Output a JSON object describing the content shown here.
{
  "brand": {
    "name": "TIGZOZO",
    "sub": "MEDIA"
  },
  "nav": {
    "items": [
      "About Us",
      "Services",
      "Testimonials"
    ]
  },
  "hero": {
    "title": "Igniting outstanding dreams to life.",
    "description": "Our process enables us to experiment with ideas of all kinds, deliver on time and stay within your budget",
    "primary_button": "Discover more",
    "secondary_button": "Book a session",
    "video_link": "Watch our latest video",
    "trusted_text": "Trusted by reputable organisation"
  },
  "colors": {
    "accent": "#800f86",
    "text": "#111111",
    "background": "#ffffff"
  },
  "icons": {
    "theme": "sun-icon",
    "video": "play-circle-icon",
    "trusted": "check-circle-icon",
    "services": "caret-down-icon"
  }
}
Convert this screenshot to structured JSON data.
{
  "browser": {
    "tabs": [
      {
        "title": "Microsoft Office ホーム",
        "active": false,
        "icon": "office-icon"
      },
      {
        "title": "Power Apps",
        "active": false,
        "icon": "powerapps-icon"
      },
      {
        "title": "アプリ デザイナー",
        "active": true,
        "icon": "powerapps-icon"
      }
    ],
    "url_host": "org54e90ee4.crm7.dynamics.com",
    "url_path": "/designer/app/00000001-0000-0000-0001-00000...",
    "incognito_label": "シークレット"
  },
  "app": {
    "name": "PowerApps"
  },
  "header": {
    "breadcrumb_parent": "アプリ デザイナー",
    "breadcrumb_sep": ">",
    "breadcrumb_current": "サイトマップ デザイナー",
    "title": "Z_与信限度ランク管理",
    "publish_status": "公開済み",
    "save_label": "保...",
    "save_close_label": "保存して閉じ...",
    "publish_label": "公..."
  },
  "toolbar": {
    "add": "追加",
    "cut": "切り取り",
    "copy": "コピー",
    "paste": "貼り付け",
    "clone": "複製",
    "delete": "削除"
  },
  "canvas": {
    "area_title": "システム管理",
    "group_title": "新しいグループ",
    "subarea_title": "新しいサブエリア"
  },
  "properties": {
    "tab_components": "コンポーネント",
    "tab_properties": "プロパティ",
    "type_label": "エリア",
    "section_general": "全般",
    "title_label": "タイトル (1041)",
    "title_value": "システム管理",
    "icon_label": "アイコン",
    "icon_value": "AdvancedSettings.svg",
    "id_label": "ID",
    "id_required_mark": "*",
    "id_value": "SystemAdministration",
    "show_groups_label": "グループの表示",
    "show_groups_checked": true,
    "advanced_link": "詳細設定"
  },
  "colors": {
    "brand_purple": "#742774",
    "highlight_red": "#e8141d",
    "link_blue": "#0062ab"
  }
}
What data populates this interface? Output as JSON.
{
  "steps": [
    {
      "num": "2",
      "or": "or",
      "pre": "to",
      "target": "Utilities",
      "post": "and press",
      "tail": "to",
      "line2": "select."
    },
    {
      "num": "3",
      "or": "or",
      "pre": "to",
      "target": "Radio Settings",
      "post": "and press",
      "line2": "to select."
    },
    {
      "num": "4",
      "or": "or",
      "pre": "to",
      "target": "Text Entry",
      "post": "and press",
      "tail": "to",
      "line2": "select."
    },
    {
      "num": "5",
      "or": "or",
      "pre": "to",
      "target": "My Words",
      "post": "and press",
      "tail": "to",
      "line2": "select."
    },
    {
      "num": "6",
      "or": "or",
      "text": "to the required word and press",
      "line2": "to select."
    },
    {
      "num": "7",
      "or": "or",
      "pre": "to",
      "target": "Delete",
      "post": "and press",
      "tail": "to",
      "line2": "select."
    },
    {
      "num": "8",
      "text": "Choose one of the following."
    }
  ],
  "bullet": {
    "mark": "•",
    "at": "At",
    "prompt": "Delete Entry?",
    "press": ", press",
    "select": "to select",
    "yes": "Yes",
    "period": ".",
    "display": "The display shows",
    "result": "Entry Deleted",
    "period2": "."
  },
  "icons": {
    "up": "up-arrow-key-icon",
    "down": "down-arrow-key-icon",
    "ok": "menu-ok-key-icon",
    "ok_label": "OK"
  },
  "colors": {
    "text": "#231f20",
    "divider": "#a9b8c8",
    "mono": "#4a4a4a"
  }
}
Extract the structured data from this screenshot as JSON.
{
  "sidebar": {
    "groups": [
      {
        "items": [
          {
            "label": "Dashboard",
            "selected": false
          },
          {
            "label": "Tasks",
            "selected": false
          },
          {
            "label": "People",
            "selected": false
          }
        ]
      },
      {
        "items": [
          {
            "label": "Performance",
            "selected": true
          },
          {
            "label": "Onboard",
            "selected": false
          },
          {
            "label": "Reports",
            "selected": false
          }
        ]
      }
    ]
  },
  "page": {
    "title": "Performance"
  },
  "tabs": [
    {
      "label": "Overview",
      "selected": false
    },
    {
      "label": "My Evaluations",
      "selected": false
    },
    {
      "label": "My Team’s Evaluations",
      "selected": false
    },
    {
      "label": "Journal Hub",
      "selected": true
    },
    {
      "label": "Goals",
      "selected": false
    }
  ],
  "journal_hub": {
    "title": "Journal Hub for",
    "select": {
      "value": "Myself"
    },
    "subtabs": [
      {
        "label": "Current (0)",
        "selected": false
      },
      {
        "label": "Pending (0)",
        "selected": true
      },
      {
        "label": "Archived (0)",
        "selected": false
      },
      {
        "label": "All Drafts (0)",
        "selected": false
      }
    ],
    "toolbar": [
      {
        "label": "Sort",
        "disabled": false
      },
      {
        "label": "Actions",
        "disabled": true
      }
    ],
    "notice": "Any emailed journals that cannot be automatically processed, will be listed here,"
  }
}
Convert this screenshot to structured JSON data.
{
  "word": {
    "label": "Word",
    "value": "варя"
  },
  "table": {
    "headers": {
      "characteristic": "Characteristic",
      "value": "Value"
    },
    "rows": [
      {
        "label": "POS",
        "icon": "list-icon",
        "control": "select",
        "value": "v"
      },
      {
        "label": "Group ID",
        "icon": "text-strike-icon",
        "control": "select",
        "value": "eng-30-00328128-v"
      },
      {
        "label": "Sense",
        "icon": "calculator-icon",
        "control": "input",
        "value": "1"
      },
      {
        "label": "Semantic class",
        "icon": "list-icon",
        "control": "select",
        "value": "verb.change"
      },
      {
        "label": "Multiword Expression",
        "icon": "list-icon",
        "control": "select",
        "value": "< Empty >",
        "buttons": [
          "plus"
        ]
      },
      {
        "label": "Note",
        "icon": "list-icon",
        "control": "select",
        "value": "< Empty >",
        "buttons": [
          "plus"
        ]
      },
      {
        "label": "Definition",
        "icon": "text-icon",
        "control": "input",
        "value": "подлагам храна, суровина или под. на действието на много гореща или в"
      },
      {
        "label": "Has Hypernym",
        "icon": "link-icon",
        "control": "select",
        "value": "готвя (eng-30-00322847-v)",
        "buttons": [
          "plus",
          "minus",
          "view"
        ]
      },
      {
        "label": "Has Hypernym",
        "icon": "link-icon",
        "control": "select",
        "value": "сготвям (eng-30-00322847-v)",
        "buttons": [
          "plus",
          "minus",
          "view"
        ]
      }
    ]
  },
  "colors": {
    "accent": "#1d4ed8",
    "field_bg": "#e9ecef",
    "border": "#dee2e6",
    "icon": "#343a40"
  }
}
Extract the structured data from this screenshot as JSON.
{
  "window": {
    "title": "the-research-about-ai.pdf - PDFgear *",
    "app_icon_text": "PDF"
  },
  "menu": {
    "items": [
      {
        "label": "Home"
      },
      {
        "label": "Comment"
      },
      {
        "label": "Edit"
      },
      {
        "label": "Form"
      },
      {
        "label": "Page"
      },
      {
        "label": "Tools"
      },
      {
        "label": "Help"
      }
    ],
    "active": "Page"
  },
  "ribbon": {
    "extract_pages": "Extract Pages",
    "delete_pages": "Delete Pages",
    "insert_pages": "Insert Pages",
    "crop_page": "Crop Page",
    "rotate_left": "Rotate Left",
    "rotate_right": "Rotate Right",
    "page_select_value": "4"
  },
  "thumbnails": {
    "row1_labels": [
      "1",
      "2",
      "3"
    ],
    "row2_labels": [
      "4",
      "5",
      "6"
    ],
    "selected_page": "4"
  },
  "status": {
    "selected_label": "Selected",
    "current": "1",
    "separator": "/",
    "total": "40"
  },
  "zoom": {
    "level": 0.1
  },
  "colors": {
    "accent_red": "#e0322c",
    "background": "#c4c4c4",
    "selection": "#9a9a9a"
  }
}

☆ ☆ ☆

Only the number is needed: state how many lines in the listing contain "Entry".

■ **EXERCISE OUTPUT**:
3